→ **BRIEF**
Reproduce the lines of the material exactly, excluding every image.

→ **RECORDS SHOWN**
┏━━
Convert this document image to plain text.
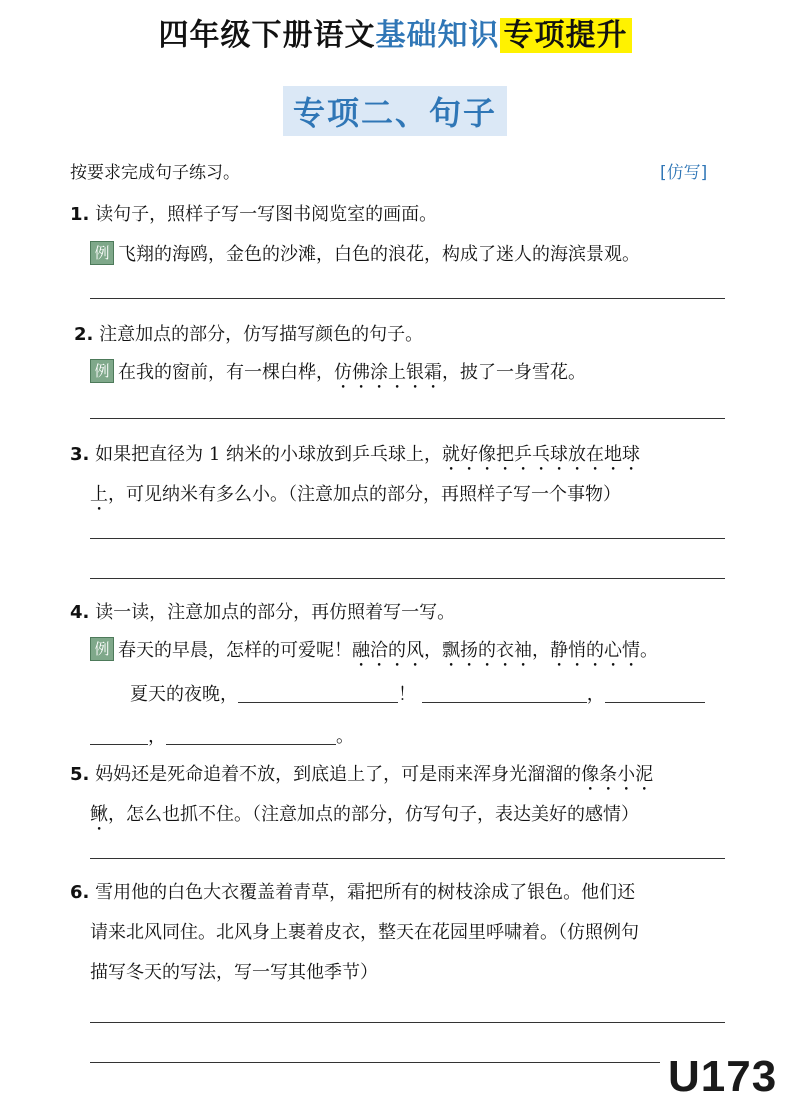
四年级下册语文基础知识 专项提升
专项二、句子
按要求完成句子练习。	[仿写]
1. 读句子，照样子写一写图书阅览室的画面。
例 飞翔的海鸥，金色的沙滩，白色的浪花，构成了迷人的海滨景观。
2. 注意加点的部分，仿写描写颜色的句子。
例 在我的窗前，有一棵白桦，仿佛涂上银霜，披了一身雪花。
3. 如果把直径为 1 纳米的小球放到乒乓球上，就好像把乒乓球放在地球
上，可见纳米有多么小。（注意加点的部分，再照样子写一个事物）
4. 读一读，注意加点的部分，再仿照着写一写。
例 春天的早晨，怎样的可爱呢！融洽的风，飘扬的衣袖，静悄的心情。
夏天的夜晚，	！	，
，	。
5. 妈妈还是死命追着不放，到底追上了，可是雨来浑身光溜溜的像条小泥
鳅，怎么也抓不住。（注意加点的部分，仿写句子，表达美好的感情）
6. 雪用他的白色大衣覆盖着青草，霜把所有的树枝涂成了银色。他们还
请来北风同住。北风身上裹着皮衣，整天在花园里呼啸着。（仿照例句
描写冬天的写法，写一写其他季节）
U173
┗━━
→ **WRITTEN RESPONSE**
Convert this document image to plain text.
四年级下册语文基础知识 专项提升
专项二、句子
按要求完成句子练习。	[仿写]
1. 读句子，照样子写一写图书阅览室的画面。
例 飞翔的海鸥，金色的沙滩，白色的浪花，构成了迷人的海滨景观。
2. 注意加点的部分，仿写描写颜色的句子。
例 在我的窗前，有一棵白桦，仿佛涂上银霜，披了一身雪花。
3. 如果把直径为 1 纳米的小球放到乒乓球上，就好像把乒乓球放在地球
上，可见纳米有多么小。（注意加点的部分，再照样子写一个事物）
4. 读一读，注意加点的部分，再仿照着写一写。
例 春天的早晨，怎样的可爱呢！融洽的风，飘扬的衣袖，静悄的心情。
夏天的夜晚，	！	，
，	。
5. 妈妈还是死命追着不放，到底追上了，可是雨来浑身光溜溜的像条小泥
鳅，怎么也抓不住。（注意加点的部分，仿写句子，表达美好的感情）
6. 雪用他的白色大衣覆盖着青草，霜把所有的树枝涂成了银色。他们还
请来北风同住。北风身上裹着皮衣，整天在花园里呼啸着。（仿照例句
描写冬天的写法，写一写其他季节）
U173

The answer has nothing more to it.